Copy out the lines starting with the one that contains "109, 168, 129]" and ending with the one that contains "option-label: System state: [205, 262, 278, 276]", keeping every character unchanged.

Data entries
- - - - -
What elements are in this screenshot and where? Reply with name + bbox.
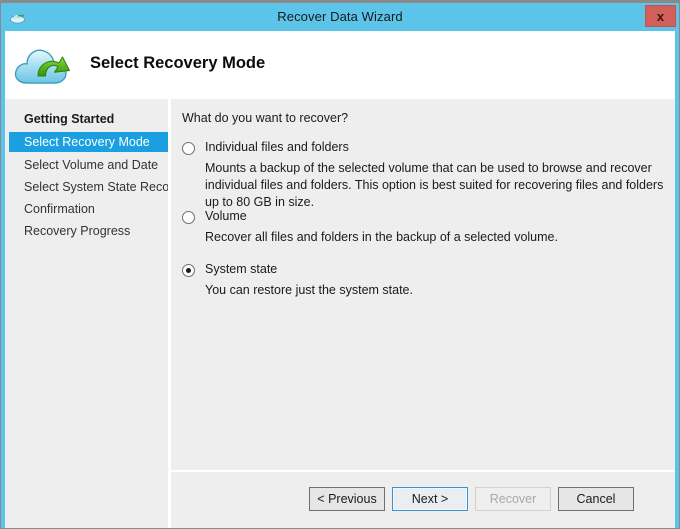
sidebar-item-getting-started[interactable]: Getting Started: [9, 109, 168, 129]
radio-volume[interactable]: [182, 211, 195, 224]
window-title: Recover Data Wizard: [277, 9, 403, 24]
wizard-step-sidebar: Getting Started Select Recovery Mode Sel…: [5, 99, 180, 528]
option-label: Volume: [205, 209, 247, 223]
panel-question: What do you want to recover?: [182, 111, 349, 125]
wizard-body: Getting Started Select Recovery Mode Sel…: [5, 99, 675, 528]
cloud-recovery-icon: [13, 38, 75, 92]
close-icon[interactable]: x: [645, 5, 676, 27]
option-label: System state: [205, 262, 278, 276]
sidebar-item-select-recovery-mode[interactable]: Select Recovery Mode: [9, 132, 168, 152]
sidebar-item-select-system-state[interactable]: Select System State Reco...: [9, 177, 180, 197]
wizard-header: Select Recovery Mode: [5, 31, 675, 99]
option-description: You can restore just the system state.: [205, 283, 413, 297]
sidebar-item-recovery-progress[interactable]: Recovery Progress: [9, 221, 168, 241]
option-description: Recover all files and folders in the bac…: [205, 230, 558, 244]
recover-data-wizard-window: Recover Data Wizard x Select Recovery Mo…: [0, 0, 680, 529]
next-button[interactable]: Next >: [392, 487, 468, 511]
radio-individual-files-and-folders[interactable]: [182, 142, 195, 155]
sidebar-item-select-volume-and-date[interactable]: Select Volume and Date: [9, 155, 168, 175]
option-label: Individual files and folders: [205, 140, 349, 154]
title-bar[interactable]: Recover Data Wizard x: [1, 3, 679, 30]
cancel-button[interactable]: Cancel: [558, 487, 634, 511]
sidebar-item-confirmation[interactable]: Confirmation: [9, 199, 168, 219]
previous-button[interactable]: < Previous: [309, 487, 385, 511]
recover-button: Recover: [475, 487, 551, 511]
radio-system-state[interactable]: [182, 264, 195, 277]
recovery-mode-panel: What do you want to recover? Individual …: [171, 99, 675, 528]
page-title: Select Recovery Mode: [90, 54, 266, 72]
wizard-footer: < Previous Next > Recover Cancel: [171, 472, 675, 528]
option-description: Mounts a backup of the selected volume t…: [205, 161, 664, 209]
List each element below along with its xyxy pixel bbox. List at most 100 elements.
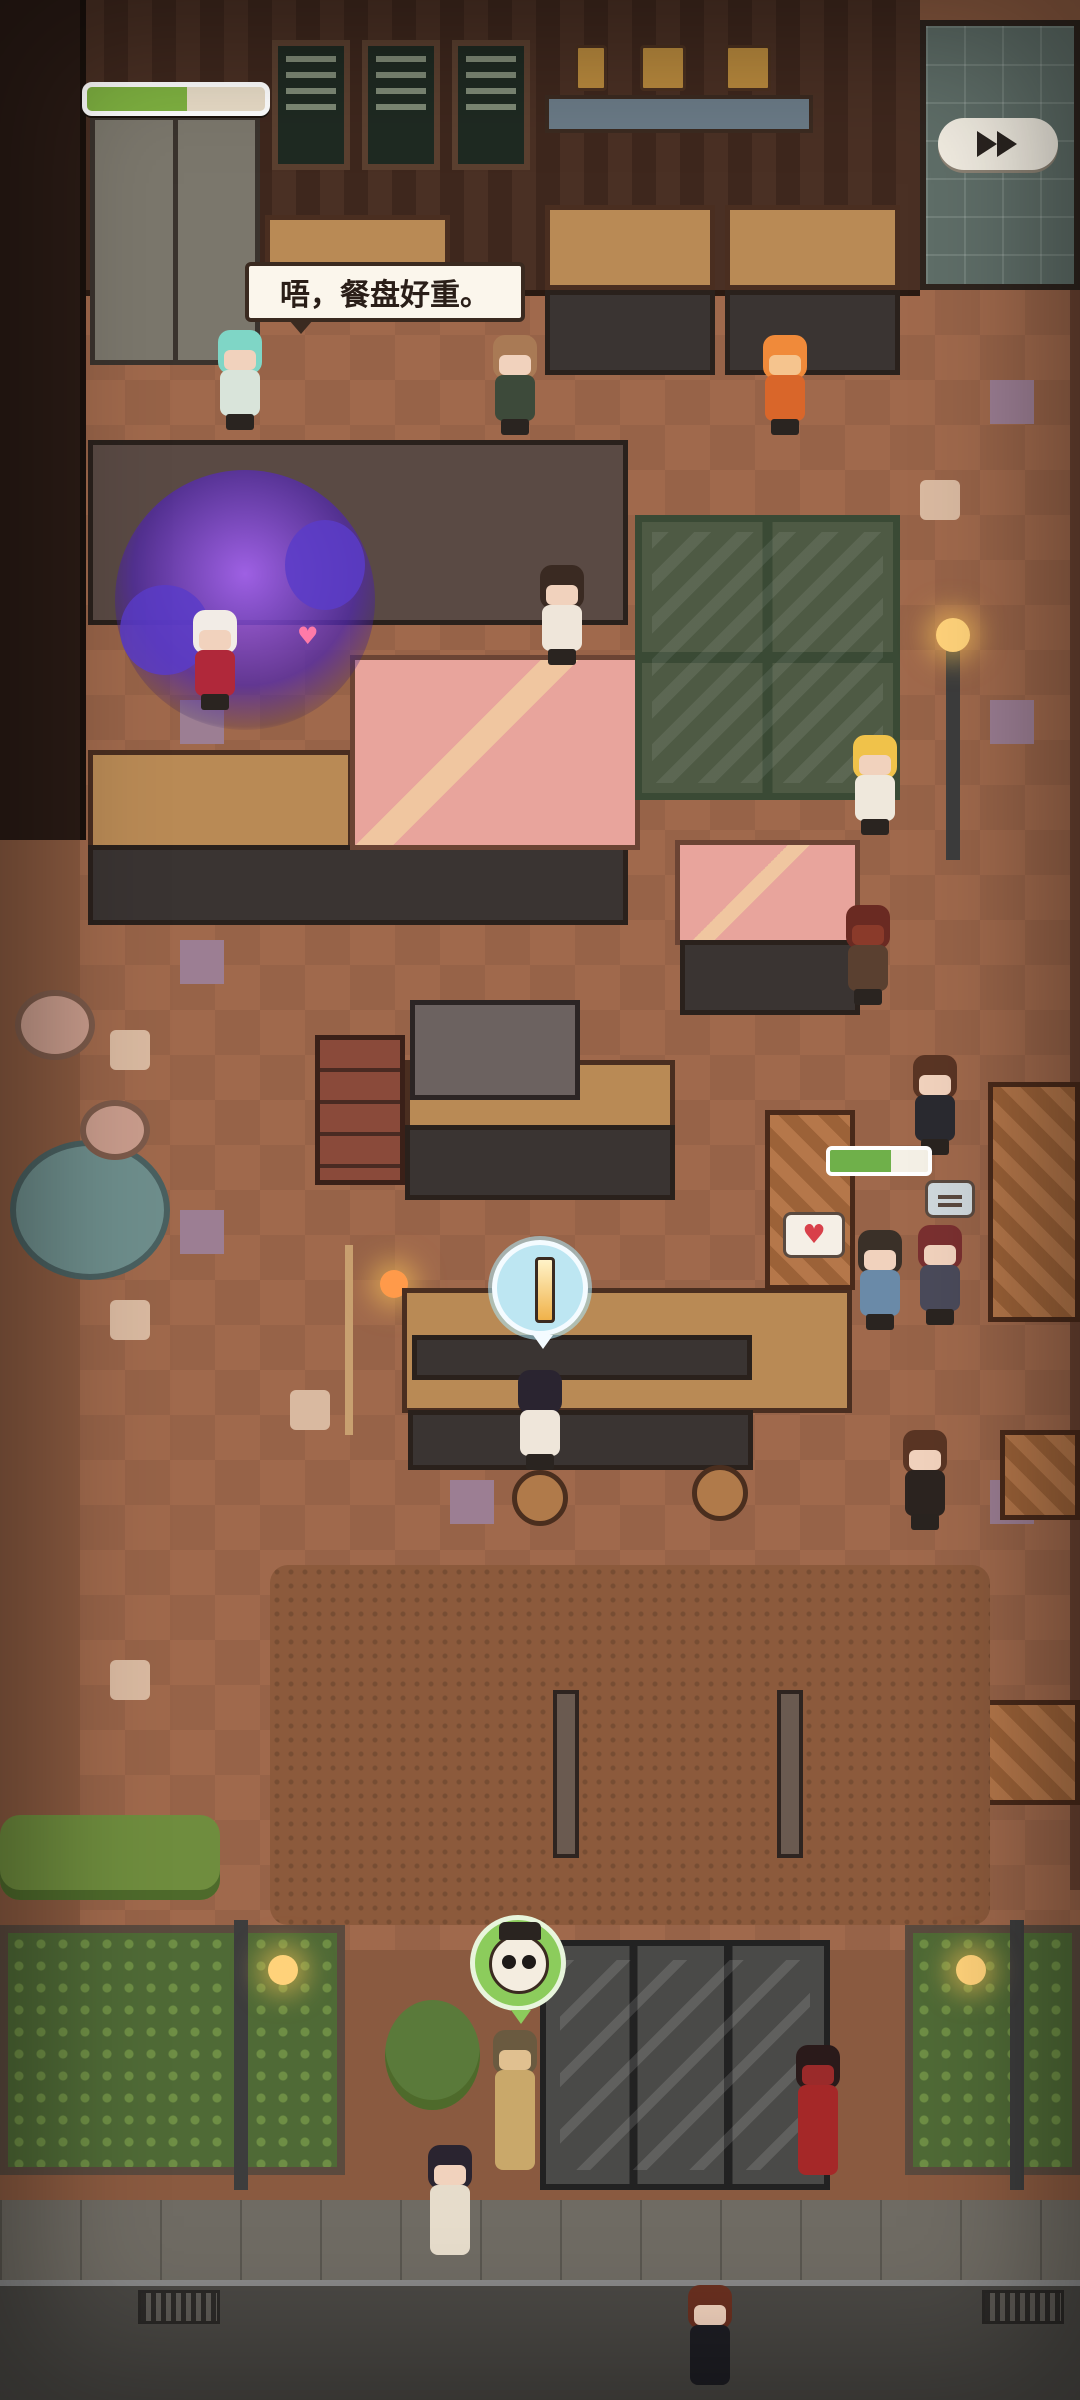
floating-hearts: ♥ xyxy=(297,622,319,650)
customer-mood-bar xyxy=(826,1146,932,1176)
character-legs xyxy=(201,694,229,710)
character-face xyxy=(769,355,801,375)
character-legs xyxy=(926,1309,954,1325)
floor-tile xyxy=(180,940,224,984)
dialogue-text: 唔，餐盘好重。 xyxy=(280,278,490,313)
drink-glass-icon xyxy=(535,1257,555,1323)
prep-counter[interactable] xyxy=(88,750,353,850)
character-legs xyxy=(771,419,799,435)
character-body xyxy=(220,370,260,416)
arc-lamp xyxy=(345,1245,353,1435)
refrigerator[interactable] xyxy=(90,115,260,365)
character-face xyxy=(802,2065,834,2085)
character-body xyxy=(920,1265,960,1311)
hedge xyxy=(0,1815,220,1900)
cafe-game-scene[interactable]: ♥ 唔，餐盘好重。 ♥ xyxy=(0,0,1080,2400)
entrance-door[interactable] xyxy=(540,1940,830,2190)
character-face xyxy=(499,355,531,375)
demon-girl-character[interactable] xyxy=(185,610,245,710)
dining-table[interactable] xyxy=(988,1082,1080,1322)
character-legs xyxy=(854,989,882,1005)
box xyxy=(640,45,686,91)
waiter-character[interactable] xyxy=(895,1430,955,1530)
customer-mood-bar-fill xyxy=(830,1150,891,1172)
menu-board xyxy=(452,40,530,170)
character-legs xyxy=(911,1514,939,1530)
floor-tile xyxy=(110,1300,150,1340)
drawer-cabinet[interactable] xyxy=(315,1035,405,1185)
character-face xyxy=(224,350,256,370)
dialogue-bubble: 唔，餐盘好重。 xyxy=(245,262,525,334)
progress-bar-fill xyxy=(87,87,187,111)
espresso-machine[interactable] xyxy=(410,1000,580,1100)
pastry-counter[interactable] xyxy=(675,840,860,945)
cat-tree-base xyxy=(10,1140,170,1280)
character-body xyxy=(798,2085,838,2175)
bar-customer[interactable] xyxy=(510,1370,570,1470)
street-lamp xyxy=(1010,1920,1024,2190)
owl-gentleman-customer[interactable] xyxy=(485,2030,545,2220)
hanging-lamp xyxy=(777,1690,803,1858)
back-counter[interactable] xyxy=(725,205,900,290)
floor-tile xyxy=(990,380,1034,424)
lamp-light xyxy=(268,1955,298,1985)
owl-icon xyxy=(489,1934,549,1994)
dining-table[interactable] xyxy=(765,1110,855,1290)
red-armor-customer[interactable] xyxy=(788,2045,848,2225)
floor-tile xyxy=(920,480,960,520)
floor-tile xyxy=(990,700,1034,744)
character-body xyxy=(520,1410,560,1456)
cat-tree[interactable] xyxy=(10,990,170,1290)
dining-table[interactable] xyxy=(1000,1430,1080,1520)
heart-icon: ♥ xyxy=(783,1212,845,1258)
waitress-character[interactable] xyxy=(210,330,270,430)
street-lamp xyxy=(234,1920,248,2190)
fast-forward-button[interactable] xyxy=(938,118,1058,170)
character-body xyxy=(195,650,235,696)
passerby-character[interactable] xyxy=(420,2145,480,2305)
character-face xyxy=(434,2165,466,2185)
character-face xyxy=(852,925,884,945)
character-legs xyxy=(866,1314,894,1330)
floor-tile xyxy=(450,1480,494,1524)
owl-customer-badge[interactable] xyxy=(470,1915,566,2024)
cat-tree-perch xyxy=(15,990,95,1060)
back-counter[interactable] xyxy=(545,205,715,290)
floor-tile xyxy=(110,1660,150,1700)
order-item-bubble[interactable] xyxy=(492,1240,588,1349)
floor-vent xyxy=(982,2290,1064,2324)
character-legs xyxy=(526,1454,554,1470)
child-customer[interactable] xyxy=(850,1230,910,1330)
chat-bubble-icon[interactable] xyxy=(925,1180,975,1218)
planter-box xyxy=(905,1925,1080,2175)
barista-character[interactable] xyxy=(485,335,545,435)
floor-tile xyxy=(180,1210,224,1254)
character-face xyxy=(924,1245,956,1265)
bar-stool[interactable] xyxy=(692,1465,748,1521)
fast-forward-icon xyxy=(977,131,1017,157)
character-body xyxy=(495,2070,535,2170)
character-body xyxy=(848,945,888,991)
character-face xyxy=(499,2050,531,2070)
character-body xyxy=(860,1270,900,1316)
service-counter[interactable] xyxy=(350,655,640,850)
chef-character[interactable] xyxy=(532,565,592,665)
hanging-lamp xyxy=(553,1690,579,1858)
bar-stool[interactable] xyxy=(512,1470,568,1526)
seated-customer[interactable] xyxy=(910,1225,970,1325)
blonde-customer[interactable] xyxy=(845,735,905,835)
cat-tree-perch xyxy=(80,1100,150,1160)
character-face xyxy=(859,755,891,775)
floor-vent xyxy=(138,2290,220,2324)
floor-lamp xyxy=(946,640,960,860)
shadow-spirit xyxy=(285,520,365,610)
seated-customer[interactable] xyxy=(905,1055,965,1155)
menu-board xyxy=(272,40,350,170)
armored-customer[interactable] xyxy=(838,905,898,1005)
lamp-light xyxy=(956,1955,986,1985)
rug xyxy=(270,1565,990,1925)
character-face xyxy=(199,630,231,650)
fox-character[interactable] xyxy=(755,335,815,435)
passerby-character[interactable] xyxy=(680,2285,740,2385)
character-body xyxy=(542,605,582,651)
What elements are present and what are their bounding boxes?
- - - - -
• **Result**:
sidebar-item-getting-started[interactable]: Getting Started: [9, 109, 168, 129]
radio-volume[interactable]: [182, 211, 195, 224]
window-title: Recover Data Wizard: [277, 9, 403, 24]
wizard-step-sidebar: Getting Started Select Recovery Mode Sel…: [5, 99, 180, 528]
option-label: Volume: [205, 209, 247, 223]
panel-question: What do you want to recover?: [182, 111, 349, 125]
wizard-body: Getting Started Select Recovery Mode Sel…: [5, 99, 675, 528]
cloud-recovery-icon: [13, 38, 75, 92]
close-icon[interactable]: x: [645, 5, 676, 27]
option-label: System state: [205, 262, 278, 276]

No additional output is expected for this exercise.